Stored records:
══════════════════════════════

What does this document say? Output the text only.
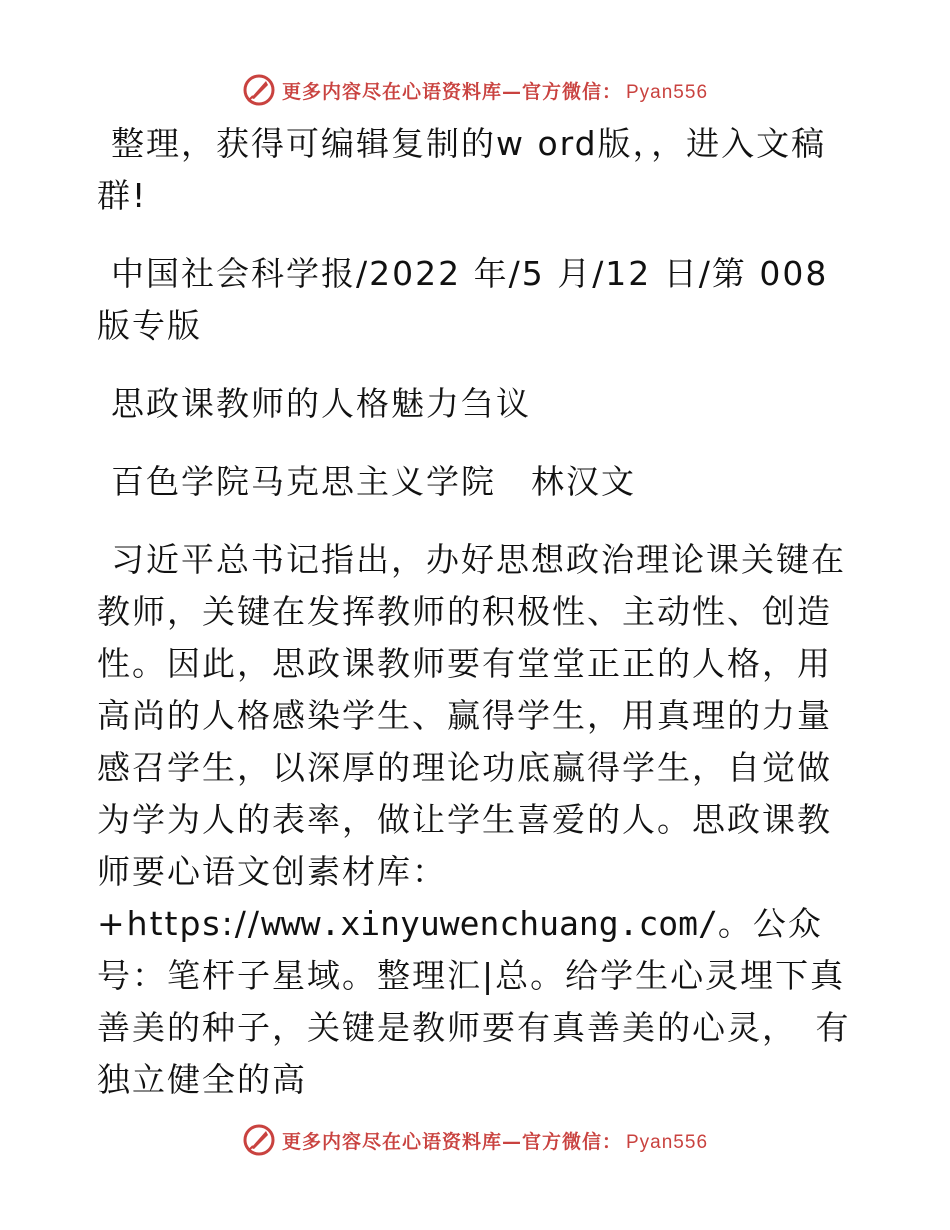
更多内容尽在心语资料库—官方微信： Pyan556

整理，获得可编辑复制的w ord版，，进入文稿群!

中国社会科学报/2022 年/5 月/12 日/第 008 版专版

思政课教师的人格魅力刍议

百色学院马克思主义学院　林汉文

习近平总书记指出，办好思想政治理论课关键在教师，关键在发挥教师的积极性、主动性、创造性。因此，思政课教师要有堂堂正正的人格，用高尚的人格感染学生、赢得学生，用真理的力量感召学生，以深厚的理论功底赢得学生，自觉做为学为人的表率，做让学生喜爱的人。思政课教师要心语文创素材库：+https://www.xinyuwenchuang.com/。公众号：笔杆子星域。整理汇|总。给学生心灵埋下真善美的种子，关键是教师要有真善美的心灵，　有独立健全的高

更多内容尽在心语资料库—官方微信： Pyan556
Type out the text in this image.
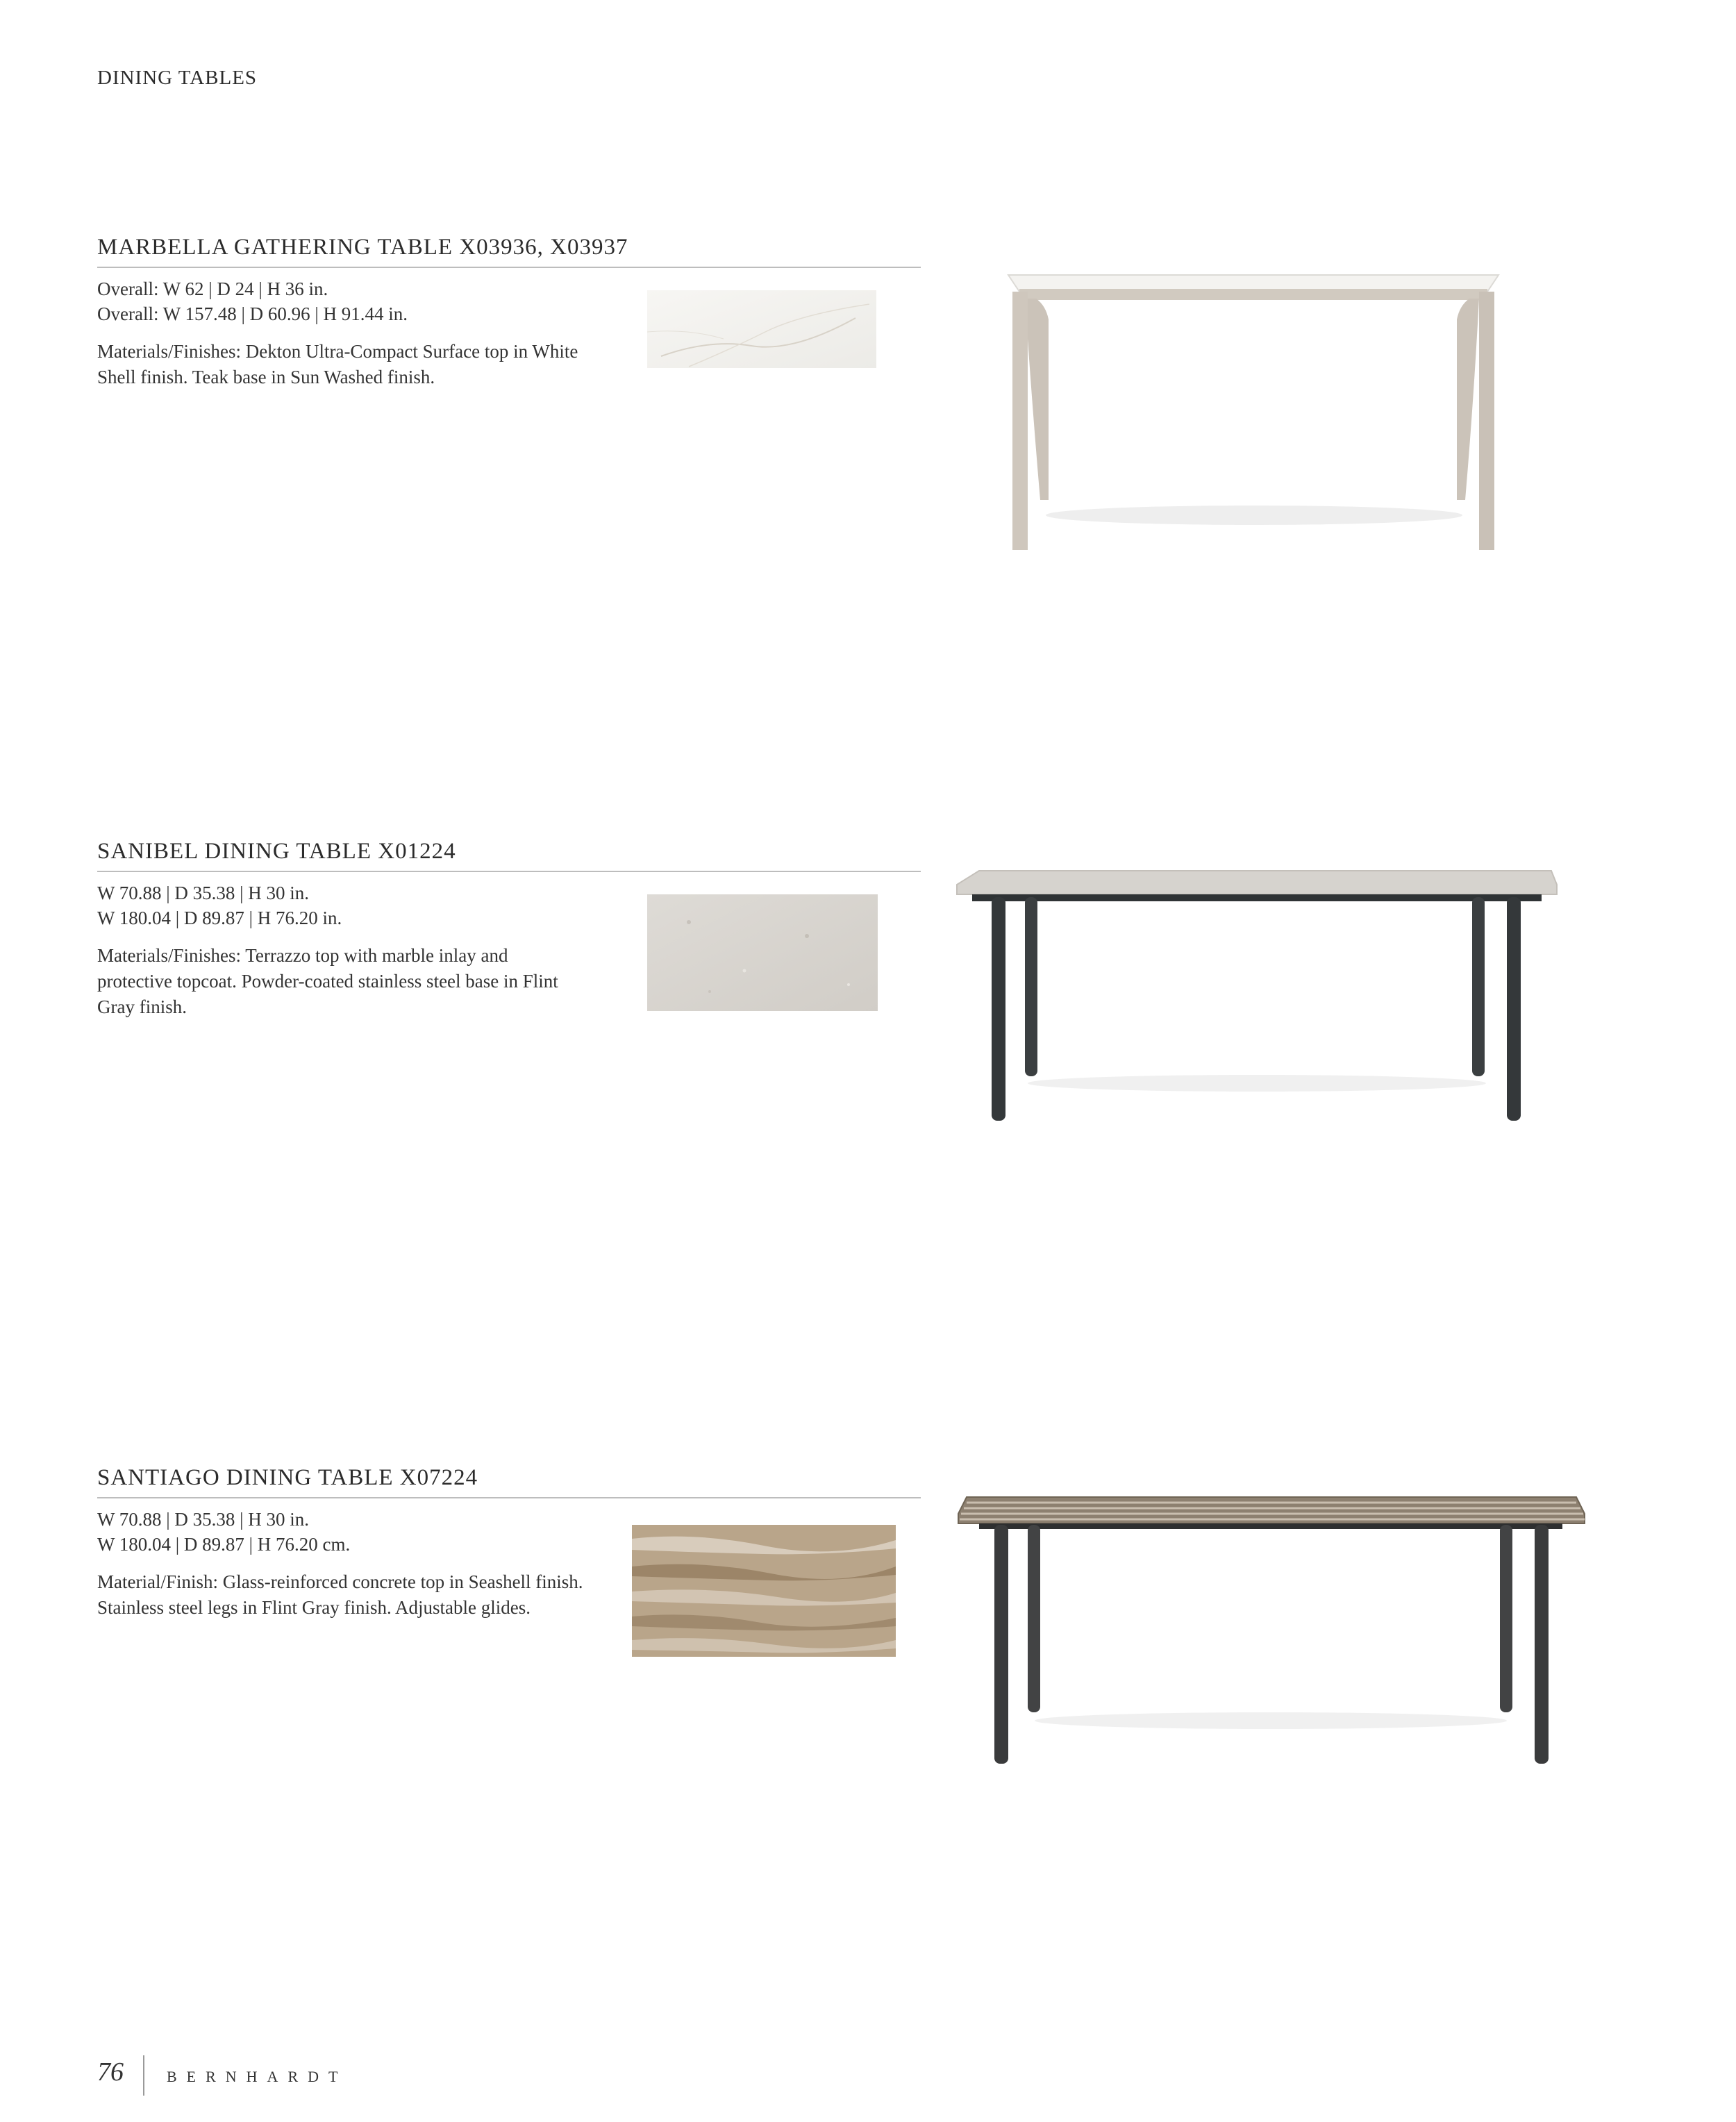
DINING TABLES
MARBELLA GATHERING TABLE X03936, X03937
Overall: W 62 | D 24 | H 36 in.
Overall: W 157.48 | D 60.96 | H 91.44 in.
Materials/Finishes: Dekton Ultra-Compact Surface top in White Shell finish. Teak base in Sun Washed finish.
SANIBEL DINING TABLE X01224
W 70.88 | D 35.38 | H 30 in.
W 180.04 | D 89.87 | H 76.20 in.
Materials/Finishes: Terrazzo top with marble inlay and protective topcoat. Powder-coated stainless steel base in Flint Gray finish.
SANTIAGO DINING TABLE X07224
W 70.88 | D 35.38 | H 30 in.
W 180.04 | D 89.87 | H 76.20 cm.
Material/Finish: Glass-reinforced concrete top in Seashell finish. Stainless steel legs in Flint Gray finish. Adjustable glides.
76	BERNHARDT
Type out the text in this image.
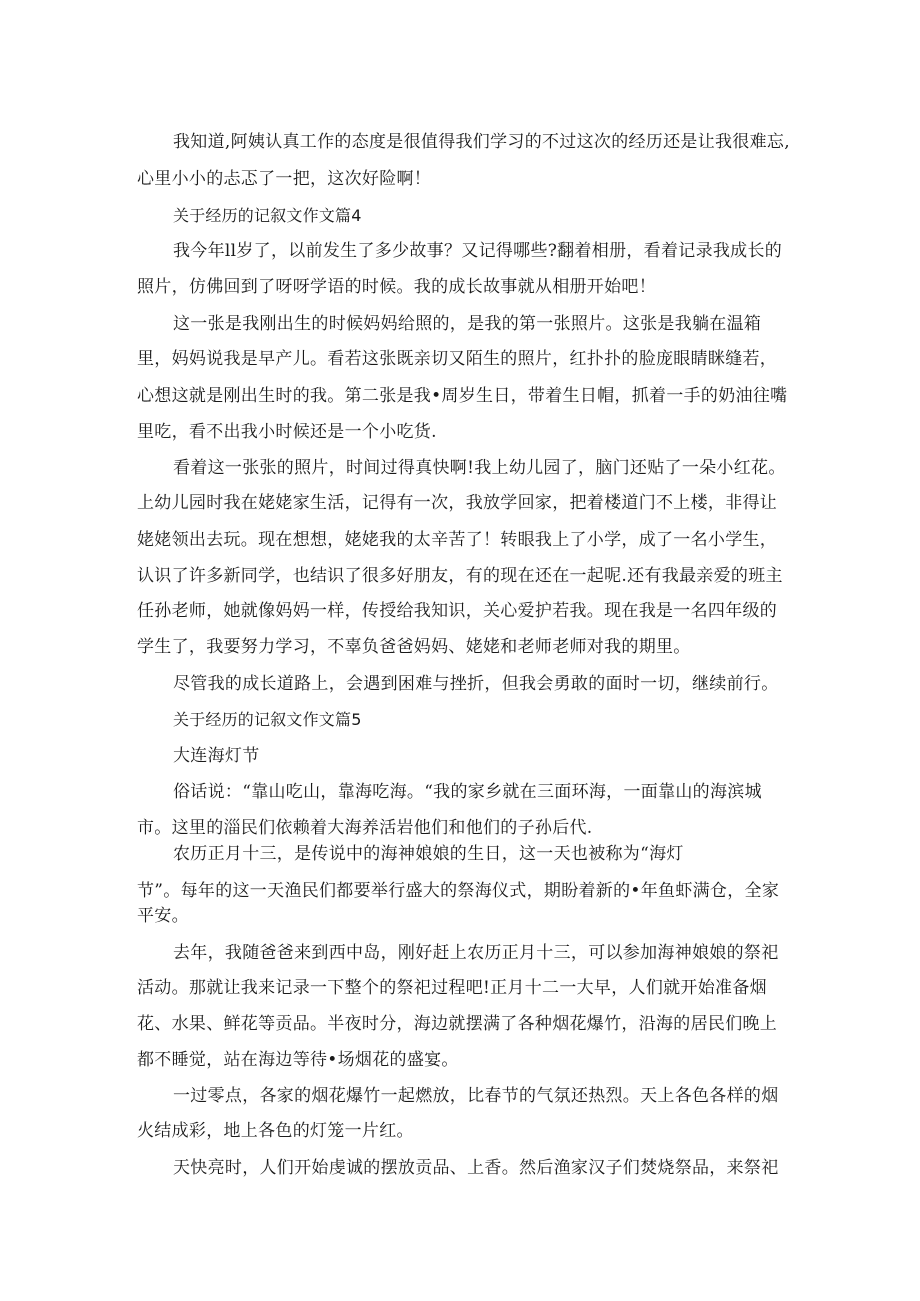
我知道,阿姨认真工作的态度是很值得我们学习的不过这次的经历还是让我很难忘,
心里小小的忐忑了一把，这次好险啊！
关于经历的记叙文作文篇4
我今年ll岁了，以前发生了多少故事？又记得哪些?翻着相册，看着记录我成长的
照片，仿佛回到了呀呀学语的时候。我的成长故事就从相册开始吧！
这一张是我刚出生的时候妈妈给照的，是我的第一张照片。这张是我躺在温箱
里，妈妈说我是早产儿。看若这张既亲切又陌生的照片，红扑扑的脸庞眼睛眯缝若，
心想这就是刚出生时的我。第二张是我•周岁生日，带着生日帽，抓着一手的奶油往嘴
里吃，看不出我小时候还是一个小吃货.
看着这一张张的照片，时间过得真快啊!我上幼儿园了，脑门还贴了一朵小红花。
上幼儿园时我在姥姥家生活，记得有一次，我放学回家，把着楼道门不上楼，非得让
姥姥领出去玩。现在想想，姥姥我的太辛苦了！转眼我上了小学，成了一名小学生，
认识了许多新同学，也结识了很多好朋友，有的现在还在一起呢.还有我最亲爱的班主
任孙老师，她就像妈妈一样，传授给我知识，关心爱护若我。现在我是一名四年级的
学生了，我要努力学习，不辜负爸爸妈妈、姥姥和老师老师对我的期里。
尽管我的成长道路上，会遇到困难与挫折，但我会勇敢的面时一切，继续前行。
关于经历的记叙文作文篇5
大连海灯节
俗话说：“靠山吃山，靠海吃海。“我的家乡就在三面环海，一面靠山的海滨城
市。这里的淄民们依赖着大海养活岩他们和他们的子孙后代.
农历正月十三，是传说中的海神娘娘的生日，这一天也被称为“海灯
节”。每年的这一天渔民们都要举行盛大的祭海仪式，期盼着新的•年鱼虾满仓，全家
平安。
去年，我随爸爸来到西中岛，刚好赶上农历正月十三，可以参加海神娘娘的祭祀
活动。那就让我来记录一下整个的祭祀过程吧!正月十二一大早，人们就开始准备烟
花、水果、鲜花等贡品。半夜时分，海边就摆满了各种烟花爆竹，沿海的居民们晚上
都不睡觉，站在海边等待•场烟花的盛宴。
一过零点，各家的烟花爆竹一起燃放，比春节的气氛还热烈。天上各色各样的烟
火结成彩，地上各色的灯笼一片红。
天快亮时，人们开始虔诚的摆放贡品、上香。然后渔家汉子们焚烧祭品，来祭祀
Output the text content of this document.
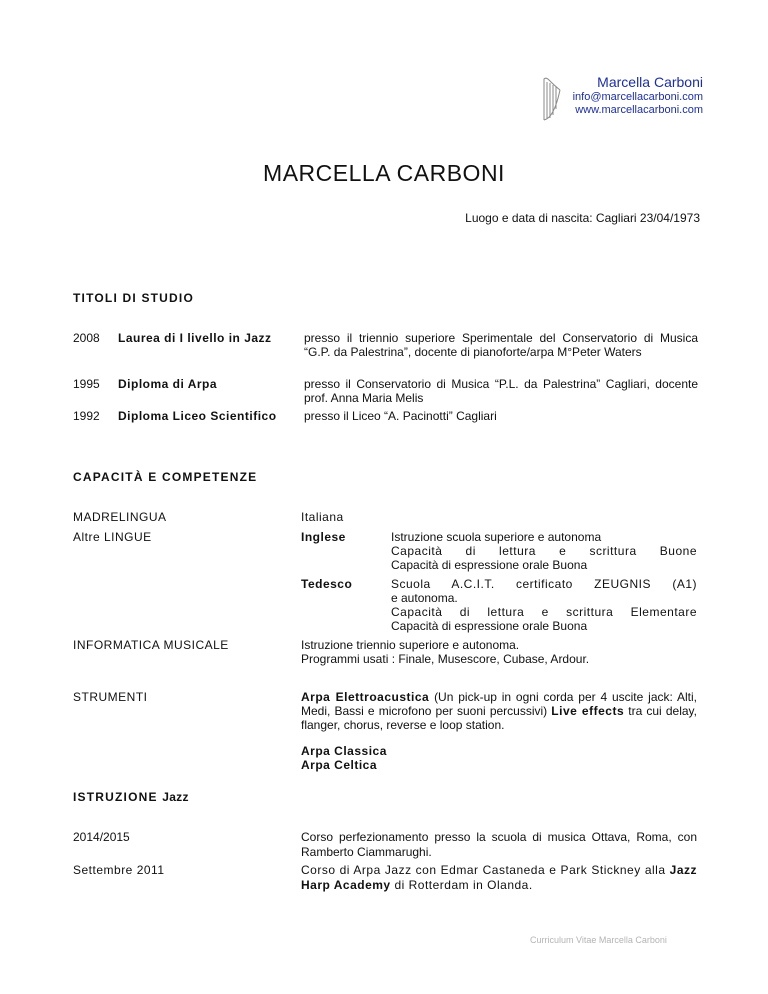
Marcella Carboni
info@marcellacarboni.com
www.marcellacarboni.com
MARCELLA CARBONI
Luogo e data di nascita: Cagliari 23/04/1973
TITOLI DI STUDIO
2008 Laurea di I livello in Jazz	presso il triennio superiore Sperimentale del Conservatorio di Musica “G.P. da Palestrina”, docente di pianoforte/arpa M°Peter Waters
1995 Diploma di Arpa	presso il Conservatorio di Musica “P.L. da Palestrina” Cagliari, docente prof. Anna Maria Melis
1992 Diploma Liceo Scientifico presso il Liceo “A. Pacinotti” Cagliari
CAPACITÀ E COMPETENZE
MADRELINGUA	Italiana
Altre LINGUE	Inglese	Istruzione scuola superiore e autonoma
Capacità di lettura e scrittura Buone
Capacità di espressione orale Buona
Tedesco	Scuola A.C.I.T. certificato ZEUGNIS (A1)
e autonoma.
Capacità di lettura e scrittura Elementare
Capacità di espressione orale Buona
INFORMATICA MUSICALE	Istruzione triennio superiore e autonoma.
Programmi usati : Finale, Musescore, Cubase, Ardour.
STRUMENTI	Arpa Elettroacustica (Un pick-up in ogni corda per 4 uscite jack: Alti, Medi, Bassi e microfono per suoni percussivi) Live effects tra cui delay, flanger, chorus, reverse e loop station.
Arpa Classica
Arpa Celtica
ISTRUZIONE Jazz
2014/2015	Corso perfezionamento presso la scuola di musica Ottava, Roma, con Ramberto Ciammarughi.
Settembre 2011	Corso di Arpa Jazz con Edmar Castaneda e Park Stickney alla Jazz Harp Academy di Rotterdam in Olanda.
Curriculum Vitae Marcella Carboni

══════════════════════════════

→ **Work to do**: From the records above, pull out each line that has "Diploma".

→ **Exercise output**:
1995 Diploma di Arpa	presso il Conservatorio di Musica “P.L. da Palestrina” Cagliari, docente prof. Anna Maria Melis
1992 Diploma Liceo Scientifico presso il Liceo “A. Pacinotti” Cagliari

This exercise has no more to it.